[Stored data entries]:

--

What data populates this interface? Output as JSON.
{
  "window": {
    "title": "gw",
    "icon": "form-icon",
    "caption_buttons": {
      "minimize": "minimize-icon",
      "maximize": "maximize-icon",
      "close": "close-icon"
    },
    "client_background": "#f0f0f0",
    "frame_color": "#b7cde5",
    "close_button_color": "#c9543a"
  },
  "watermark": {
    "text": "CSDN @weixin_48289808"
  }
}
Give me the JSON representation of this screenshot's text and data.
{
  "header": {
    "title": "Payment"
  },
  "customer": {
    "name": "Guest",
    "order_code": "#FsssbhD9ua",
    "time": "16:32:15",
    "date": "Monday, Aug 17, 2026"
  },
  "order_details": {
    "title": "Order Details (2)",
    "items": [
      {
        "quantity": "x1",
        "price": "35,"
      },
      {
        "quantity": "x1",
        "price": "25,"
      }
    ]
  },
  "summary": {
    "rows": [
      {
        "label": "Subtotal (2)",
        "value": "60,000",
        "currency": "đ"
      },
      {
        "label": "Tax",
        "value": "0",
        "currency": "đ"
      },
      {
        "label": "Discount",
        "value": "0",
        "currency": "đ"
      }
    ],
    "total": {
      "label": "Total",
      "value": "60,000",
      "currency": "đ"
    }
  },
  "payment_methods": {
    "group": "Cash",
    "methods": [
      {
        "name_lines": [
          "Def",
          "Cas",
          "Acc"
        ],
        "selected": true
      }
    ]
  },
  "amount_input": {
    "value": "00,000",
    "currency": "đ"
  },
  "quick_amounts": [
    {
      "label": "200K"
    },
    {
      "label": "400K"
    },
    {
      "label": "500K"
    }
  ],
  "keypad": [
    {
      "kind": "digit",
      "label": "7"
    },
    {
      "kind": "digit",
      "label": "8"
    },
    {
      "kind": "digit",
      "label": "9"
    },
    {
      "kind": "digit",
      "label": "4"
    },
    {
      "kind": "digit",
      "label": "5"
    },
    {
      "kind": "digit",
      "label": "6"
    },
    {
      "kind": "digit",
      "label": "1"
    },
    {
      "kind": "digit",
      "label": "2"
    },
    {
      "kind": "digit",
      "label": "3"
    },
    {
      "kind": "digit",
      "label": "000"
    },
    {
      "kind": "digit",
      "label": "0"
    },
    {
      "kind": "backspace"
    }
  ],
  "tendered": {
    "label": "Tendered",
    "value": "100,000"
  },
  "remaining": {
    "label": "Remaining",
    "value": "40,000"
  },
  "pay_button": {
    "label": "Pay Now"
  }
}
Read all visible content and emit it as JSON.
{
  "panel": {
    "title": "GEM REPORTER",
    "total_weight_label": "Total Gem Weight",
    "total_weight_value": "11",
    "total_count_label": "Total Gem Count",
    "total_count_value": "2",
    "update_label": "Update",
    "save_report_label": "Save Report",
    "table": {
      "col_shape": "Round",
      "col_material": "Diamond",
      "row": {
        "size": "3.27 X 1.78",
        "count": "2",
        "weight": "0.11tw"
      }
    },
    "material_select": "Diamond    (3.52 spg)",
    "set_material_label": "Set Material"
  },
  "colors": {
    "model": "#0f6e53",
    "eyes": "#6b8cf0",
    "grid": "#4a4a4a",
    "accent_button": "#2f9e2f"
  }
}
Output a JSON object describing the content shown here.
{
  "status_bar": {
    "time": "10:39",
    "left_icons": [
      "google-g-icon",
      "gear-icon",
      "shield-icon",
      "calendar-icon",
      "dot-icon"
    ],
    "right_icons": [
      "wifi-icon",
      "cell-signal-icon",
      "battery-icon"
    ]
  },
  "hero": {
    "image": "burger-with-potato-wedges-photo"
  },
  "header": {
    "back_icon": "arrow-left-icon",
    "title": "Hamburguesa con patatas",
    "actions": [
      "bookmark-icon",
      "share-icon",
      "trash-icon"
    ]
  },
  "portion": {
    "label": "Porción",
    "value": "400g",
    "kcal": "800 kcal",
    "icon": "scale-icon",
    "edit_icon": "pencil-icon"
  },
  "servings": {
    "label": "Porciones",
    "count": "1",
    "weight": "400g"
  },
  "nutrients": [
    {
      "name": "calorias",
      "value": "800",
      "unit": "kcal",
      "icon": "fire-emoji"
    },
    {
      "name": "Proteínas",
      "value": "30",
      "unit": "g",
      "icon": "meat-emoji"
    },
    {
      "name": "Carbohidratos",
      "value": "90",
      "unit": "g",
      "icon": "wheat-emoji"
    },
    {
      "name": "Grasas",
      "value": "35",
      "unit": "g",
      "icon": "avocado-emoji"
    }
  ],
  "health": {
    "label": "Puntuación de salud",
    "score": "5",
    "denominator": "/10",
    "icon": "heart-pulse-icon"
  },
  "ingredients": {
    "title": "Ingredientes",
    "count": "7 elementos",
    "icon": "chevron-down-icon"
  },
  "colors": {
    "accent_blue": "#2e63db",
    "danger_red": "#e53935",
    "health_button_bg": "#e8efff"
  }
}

--

[Given exercise]: Every line above should be retyped exactly as given.

[Exercise solution]:
What data populates this interface? Output as JSON.
{
  "window": {
    "title": "gw",
    "icon": "form-icon",
    "caption_buttons": {
      "minimize": "minimize-icon",
      "maximize": "maximize-icon",
      "close": "close-icon"
    },
    "client_background": "#f0f0f0",
    "frame_color": "#b7cde5",
    "close_button_color": "#c9543a"
  },
  "watermark": {
    "text": "CSDN @weixin_48289808"
  }
}
Give me the JSON representation of this screenshot's text and data.
{
  "header": {
    "title": "Payment"
  },
  "customer": {
    "name": "Guest",
    "order_code": "#FsssbhD9ua",
    "time": "16:32:15",
    "date": "Monday, Aug 17, 2026"
  },
  "order_details": {
    "title": "Order Details (2)",
    "items": [
      {
        "quantity": "x1",
        "price": "35,"
      },
      {
        "quantity": "x1",
        "price": "25,"
      }
    ]
  },
  "summary": {
    "rows": [
      {
        "label": "Subtotal (2)",
        "value": "60,000",
        "currency": "đ"
      },
      {
        "label": "Tax",
        "value": "0",
        "currency": "đ"
      },
      {
        "label": "Discount",
        "value": "0",
        "currency": "đ"
      }
    ],
    "total": {
      "label": "Total",
      "value": "60,000",
      "currency": "đ"
    }
  },
  "payment_methods": {
    "group": "Cash",
    "methods": [
      {
        "name_lines": [
          "Def",
          "Cas",
          "Acc"
        ],
        "selected": true
      }
    ]
  },
  "amount_input": {
    "value": "00,000",
    "currency": "đ"
  },
  "quick_amounts": [
    {
      "label": "200K"
    },
    {
      "label": "400K"
    },
    {
      "label": "500K"
    }
  ],
  "keypad": [
    {
      "kind": "digit",
      "label": "7"
    },
    {
      "kind": "digit",
      "label": "8"
    },
    {
      "kind": "digit",
      "label": "9"
    },
    {
      "kind": "digit",
      "label": "4"
    },
    {
      "kind": "digit",
      "label": "5"
    },
    {
      "kind": "digit",
      "label": "6"
    },
    {
      "kind": "digit",
      "label": "1"
    },
    {
      "kind": "digit",
      "label": "2"
    },
    {
      "kind": "digit",
      "label": "3"
    },
    {
      "kind": "digit",
      "label": "000"
    },
    {
      "kind": "digit",
      "label": "0"
    },
    {
      "kind": "backspace"
    }
  ],
  "tendered": {
    "label": "Tendered",
    "value": "100,000"
  },
  "remaining": {
    "label": "Remaining",
    "value": "40,000"
  },
  "pay_button": {
    "label": "Pay Now"
  }
}
Read all visible content and emit it as JSON.
{
  "panel": {
    "title": "GEM REPORTER",
    "total_weight_label": "Total Gem Weight",
    "total_weight_value": "11",
    "total_count_label": "Total Gem Count",
    "total_count_value": "2",
    "update_label": "Update",
    "save_report_label": "Save Report",
    "table": {
      "col_shape": "Round",
      "col_material": "Diamond",
      "row": {
        "size": "3.27 X 1.78",
        "count": "2",
        "weight": "0.11tw"
      }
    },
    "material_select": "Diamond    (3.52 spg)",
    "set_material_label": "Set Material"
  },
  "colors": {
    "model": "#0f6e53",
    "eyes": "#6b8cf0",
    "grid": "#4a4a4a",
    "accent_button": "#2f9e2f"
  }
}
Output a JSON object describing the content shown here.
{
  "status_bar": {
    "time": "10:39",
    "left_icons": [
      "google-g-icon",
      "gear-icon",
      "shield-icon",
      "calendar-icon",
      "dot-icon"
    ],
    "right_icons": [
      "wifi-icon",
      "cell-signal-icon",
      "battery-icon"
    ]
  },
  "hero": {
    "image": "burger-with-potato-wedges-photo"
  },
  "header": {
    "back_icon": "arrow-left-icon",
    "title": "Hamburguesa con patatas",
    "actions": [
      "bookmark-icon",
      "share-icon",
      "trash-icon"
    ]
  },
  "portion": {
    "label": "Porción",
    "value": "400g",
    "kcal": "800 kcal",
    "icon": "scale-icon",
    "edit_icon": "pencil-icon"
  },
  "servings": {
    "label": "Porciones",
    "count": "1",
    "weight": "400g"
  },
  "nutrients": [
    {
      "name": "calorias",
      "value": "800",
      "unit": "kcal",
      "icon": "fire-emoji"
    },
    {
      "name": "Proteínas",
      "value": "30",
      "unit": "g",
      "icon": "meat-emoji"
    },
    {
      "name": "Carbohidratos",
      "value": "90",
      "unit": "g",
      "icon": "wheat-emoji"
    },
    {
      "name": "Grasas",
      "value": "35",
      "unit": "g",
      "icon": "avocado-emoji"
    }
  ],
  "health": {
    "label": "Puntuación de salud",
    "score": "5",
    "denominator": "/10",
    "icon": "heart-pulse-icon"
  },
  "ingredients": {
    "title": "Ingredientes",
    "count": "7 elementos",
    "icon": "chevron-down-icon"
  },
  "colors": {
    "accent_blue": "#2e63db",
    "danger_red": "#e53935",
    "health_button_bg": "#e8efff"
  }
}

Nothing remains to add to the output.